WORK TO DO | Pull out every line from the listing that has the word "degs".

Data listing |

·····

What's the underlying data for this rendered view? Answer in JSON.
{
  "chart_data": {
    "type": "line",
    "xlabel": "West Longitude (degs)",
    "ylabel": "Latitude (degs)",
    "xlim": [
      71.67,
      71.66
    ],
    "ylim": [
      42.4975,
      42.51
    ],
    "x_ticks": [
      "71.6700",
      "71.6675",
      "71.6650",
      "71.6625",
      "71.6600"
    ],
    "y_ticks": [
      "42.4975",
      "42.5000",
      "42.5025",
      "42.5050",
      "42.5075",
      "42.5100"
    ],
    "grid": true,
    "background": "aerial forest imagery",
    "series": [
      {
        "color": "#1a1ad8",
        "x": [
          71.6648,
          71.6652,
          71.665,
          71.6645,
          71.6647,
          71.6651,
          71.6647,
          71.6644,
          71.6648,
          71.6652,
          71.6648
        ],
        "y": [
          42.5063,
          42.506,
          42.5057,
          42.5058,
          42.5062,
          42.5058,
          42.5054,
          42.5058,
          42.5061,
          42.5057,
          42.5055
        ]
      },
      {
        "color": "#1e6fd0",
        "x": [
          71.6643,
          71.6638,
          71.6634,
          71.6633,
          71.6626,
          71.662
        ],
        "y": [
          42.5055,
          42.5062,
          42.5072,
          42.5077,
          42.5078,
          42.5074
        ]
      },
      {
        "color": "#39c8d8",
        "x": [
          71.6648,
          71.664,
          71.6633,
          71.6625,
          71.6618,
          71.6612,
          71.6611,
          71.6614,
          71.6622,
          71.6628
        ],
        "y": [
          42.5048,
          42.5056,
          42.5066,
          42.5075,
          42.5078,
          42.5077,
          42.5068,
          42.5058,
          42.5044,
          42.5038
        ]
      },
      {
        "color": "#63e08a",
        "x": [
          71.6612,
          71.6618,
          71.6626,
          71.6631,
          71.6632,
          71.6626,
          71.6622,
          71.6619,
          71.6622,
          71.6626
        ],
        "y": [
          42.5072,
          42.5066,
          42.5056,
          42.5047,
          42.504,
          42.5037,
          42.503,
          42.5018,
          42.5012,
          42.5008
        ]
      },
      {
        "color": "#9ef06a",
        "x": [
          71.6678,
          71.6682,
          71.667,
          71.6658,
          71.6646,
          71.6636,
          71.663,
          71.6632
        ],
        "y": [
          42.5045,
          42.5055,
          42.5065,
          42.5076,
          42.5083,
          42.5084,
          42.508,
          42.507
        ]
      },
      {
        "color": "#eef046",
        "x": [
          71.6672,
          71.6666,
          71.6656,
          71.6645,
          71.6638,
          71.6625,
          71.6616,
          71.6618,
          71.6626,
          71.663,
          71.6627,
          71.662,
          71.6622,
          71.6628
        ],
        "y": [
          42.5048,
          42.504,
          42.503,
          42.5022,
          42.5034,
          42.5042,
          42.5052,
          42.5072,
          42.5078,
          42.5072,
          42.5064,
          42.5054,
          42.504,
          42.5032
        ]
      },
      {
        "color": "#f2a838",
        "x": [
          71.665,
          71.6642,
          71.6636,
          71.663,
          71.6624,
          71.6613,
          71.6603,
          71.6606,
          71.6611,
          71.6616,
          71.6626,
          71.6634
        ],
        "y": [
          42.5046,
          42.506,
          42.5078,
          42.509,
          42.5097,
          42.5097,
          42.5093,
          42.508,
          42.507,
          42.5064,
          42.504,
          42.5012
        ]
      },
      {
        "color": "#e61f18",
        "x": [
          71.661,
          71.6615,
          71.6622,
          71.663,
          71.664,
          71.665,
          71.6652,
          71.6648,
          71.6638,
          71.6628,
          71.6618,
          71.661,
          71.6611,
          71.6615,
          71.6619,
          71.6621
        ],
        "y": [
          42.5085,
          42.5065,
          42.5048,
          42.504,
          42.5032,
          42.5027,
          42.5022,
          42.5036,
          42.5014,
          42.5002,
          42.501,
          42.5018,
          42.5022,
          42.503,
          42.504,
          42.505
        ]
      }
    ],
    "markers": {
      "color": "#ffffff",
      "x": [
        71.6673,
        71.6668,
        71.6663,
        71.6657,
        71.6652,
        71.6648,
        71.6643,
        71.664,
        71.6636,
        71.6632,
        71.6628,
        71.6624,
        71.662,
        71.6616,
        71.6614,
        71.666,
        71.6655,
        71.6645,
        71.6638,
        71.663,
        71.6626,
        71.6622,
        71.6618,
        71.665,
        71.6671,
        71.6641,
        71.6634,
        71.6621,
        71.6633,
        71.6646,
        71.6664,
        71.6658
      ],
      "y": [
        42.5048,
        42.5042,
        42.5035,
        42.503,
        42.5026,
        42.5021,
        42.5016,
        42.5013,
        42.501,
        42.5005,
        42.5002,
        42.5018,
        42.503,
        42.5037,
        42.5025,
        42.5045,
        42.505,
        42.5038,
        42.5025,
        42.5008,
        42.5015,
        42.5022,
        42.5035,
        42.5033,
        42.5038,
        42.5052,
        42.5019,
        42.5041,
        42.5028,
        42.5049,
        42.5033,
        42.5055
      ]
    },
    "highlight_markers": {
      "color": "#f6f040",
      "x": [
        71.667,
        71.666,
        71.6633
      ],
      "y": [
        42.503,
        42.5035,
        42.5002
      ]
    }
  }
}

·····

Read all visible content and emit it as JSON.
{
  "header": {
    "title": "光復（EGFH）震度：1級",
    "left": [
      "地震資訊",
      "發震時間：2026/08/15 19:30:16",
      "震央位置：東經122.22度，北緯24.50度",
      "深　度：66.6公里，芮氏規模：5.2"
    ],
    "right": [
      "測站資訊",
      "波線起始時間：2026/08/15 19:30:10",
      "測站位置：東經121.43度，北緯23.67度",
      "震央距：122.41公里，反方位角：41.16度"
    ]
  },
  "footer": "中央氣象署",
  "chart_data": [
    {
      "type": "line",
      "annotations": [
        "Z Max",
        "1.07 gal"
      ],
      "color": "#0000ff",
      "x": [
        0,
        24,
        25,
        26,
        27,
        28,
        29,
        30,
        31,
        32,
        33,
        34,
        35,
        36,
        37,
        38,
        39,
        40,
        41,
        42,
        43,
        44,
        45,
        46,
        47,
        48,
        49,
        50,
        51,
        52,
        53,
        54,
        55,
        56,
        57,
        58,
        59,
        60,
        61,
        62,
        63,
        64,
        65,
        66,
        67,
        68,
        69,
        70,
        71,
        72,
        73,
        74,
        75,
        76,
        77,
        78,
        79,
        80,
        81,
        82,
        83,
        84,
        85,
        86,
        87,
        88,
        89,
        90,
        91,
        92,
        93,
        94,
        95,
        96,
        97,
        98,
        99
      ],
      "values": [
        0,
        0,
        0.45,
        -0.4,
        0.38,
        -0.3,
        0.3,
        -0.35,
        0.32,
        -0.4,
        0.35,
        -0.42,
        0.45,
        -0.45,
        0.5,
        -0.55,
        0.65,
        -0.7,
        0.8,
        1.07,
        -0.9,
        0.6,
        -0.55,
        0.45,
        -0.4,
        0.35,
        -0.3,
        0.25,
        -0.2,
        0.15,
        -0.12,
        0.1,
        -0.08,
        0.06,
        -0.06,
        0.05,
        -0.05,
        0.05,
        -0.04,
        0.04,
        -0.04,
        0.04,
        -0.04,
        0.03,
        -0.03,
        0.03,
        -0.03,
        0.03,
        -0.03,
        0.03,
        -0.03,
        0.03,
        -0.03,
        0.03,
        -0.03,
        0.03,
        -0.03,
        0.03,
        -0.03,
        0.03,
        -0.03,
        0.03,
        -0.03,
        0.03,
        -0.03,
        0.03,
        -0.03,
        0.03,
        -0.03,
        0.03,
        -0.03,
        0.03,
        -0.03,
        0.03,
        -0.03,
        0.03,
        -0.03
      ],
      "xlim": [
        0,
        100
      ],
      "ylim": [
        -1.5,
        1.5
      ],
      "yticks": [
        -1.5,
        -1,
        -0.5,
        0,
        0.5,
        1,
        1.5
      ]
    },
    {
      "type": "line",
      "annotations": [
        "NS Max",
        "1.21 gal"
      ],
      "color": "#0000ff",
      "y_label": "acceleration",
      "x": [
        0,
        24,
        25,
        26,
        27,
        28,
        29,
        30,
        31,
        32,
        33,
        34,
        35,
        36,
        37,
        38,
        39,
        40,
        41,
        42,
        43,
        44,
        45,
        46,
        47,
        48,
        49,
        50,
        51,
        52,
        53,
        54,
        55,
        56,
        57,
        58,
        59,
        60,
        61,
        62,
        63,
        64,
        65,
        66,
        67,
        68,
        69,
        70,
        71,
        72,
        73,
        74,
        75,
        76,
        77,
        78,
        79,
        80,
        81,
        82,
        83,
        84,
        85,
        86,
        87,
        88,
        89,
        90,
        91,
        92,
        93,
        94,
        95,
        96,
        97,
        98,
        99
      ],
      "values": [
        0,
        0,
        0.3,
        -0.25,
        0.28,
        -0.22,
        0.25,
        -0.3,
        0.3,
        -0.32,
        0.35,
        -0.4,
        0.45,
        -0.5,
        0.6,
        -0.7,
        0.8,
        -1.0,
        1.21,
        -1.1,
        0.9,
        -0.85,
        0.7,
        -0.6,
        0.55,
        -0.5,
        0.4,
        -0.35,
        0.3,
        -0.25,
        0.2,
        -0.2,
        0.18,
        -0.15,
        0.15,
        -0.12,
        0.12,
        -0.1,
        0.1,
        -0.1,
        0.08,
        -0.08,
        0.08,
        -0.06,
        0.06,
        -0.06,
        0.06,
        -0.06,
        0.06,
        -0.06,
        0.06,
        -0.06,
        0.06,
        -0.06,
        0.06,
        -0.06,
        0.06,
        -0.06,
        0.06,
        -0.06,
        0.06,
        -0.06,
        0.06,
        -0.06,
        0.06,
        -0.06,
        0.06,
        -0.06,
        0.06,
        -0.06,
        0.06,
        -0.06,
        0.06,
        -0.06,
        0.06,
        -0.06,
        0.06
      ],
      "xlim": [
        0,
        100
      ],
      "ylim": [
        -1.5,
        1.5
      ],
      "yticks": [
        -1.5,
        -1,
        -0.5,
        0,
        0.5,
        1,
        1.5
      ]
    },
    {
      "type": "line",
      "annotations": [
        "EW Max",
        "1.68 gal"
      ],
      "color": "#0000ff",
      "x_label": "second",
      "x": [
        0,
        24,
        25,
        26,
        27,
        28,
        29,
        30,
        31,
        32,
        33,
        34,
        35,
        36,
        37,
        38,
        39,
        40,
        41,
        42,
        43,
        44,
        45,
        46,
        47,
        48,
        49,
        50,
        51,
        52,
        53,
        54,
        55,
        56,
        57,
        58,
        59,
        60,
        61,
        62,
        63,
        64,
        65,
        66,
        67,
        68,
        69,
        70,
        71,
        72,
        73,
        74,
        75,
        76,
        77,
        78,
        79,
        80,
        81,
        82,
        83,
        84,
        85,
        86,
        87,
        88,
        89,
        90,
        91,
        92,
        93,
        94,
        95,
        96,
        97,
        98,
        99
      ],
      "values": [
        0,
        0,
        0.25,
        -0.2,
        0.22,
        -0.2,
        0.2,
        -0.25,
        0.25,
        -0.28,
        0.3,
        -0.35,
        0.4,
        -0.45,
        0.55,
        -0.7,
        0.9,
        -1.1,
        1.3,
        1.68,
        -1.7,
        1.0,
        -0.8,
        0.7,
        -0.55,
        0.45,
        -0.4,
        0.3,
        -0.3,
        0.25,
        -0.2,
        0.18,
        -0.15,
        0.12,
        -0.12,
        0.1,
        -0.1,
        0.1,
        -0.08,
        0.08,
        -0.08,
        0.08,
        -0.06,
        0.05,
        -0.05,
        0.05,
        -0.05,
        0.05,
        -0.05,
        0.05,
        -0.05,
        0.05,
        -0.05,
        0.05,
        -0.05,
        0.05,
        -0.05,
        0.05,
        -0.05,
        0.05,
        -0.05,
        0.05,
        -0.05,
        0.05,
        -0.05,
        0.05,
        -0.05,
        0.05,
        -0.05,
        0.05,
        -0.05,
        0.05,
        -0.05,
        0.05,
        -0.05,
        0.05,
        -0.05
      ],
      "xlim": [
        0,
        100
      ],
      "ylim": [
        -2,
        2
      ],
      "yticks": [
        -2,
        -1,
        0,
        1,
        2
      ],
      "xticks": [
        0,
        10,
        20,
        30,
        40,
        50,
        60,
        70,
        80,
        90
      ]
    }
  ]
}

·····

ANSWER FOR THIS EXERCISE |
    "xlabel": "West Longitude (degs)",
    "ylabel": "Latitude (degs)",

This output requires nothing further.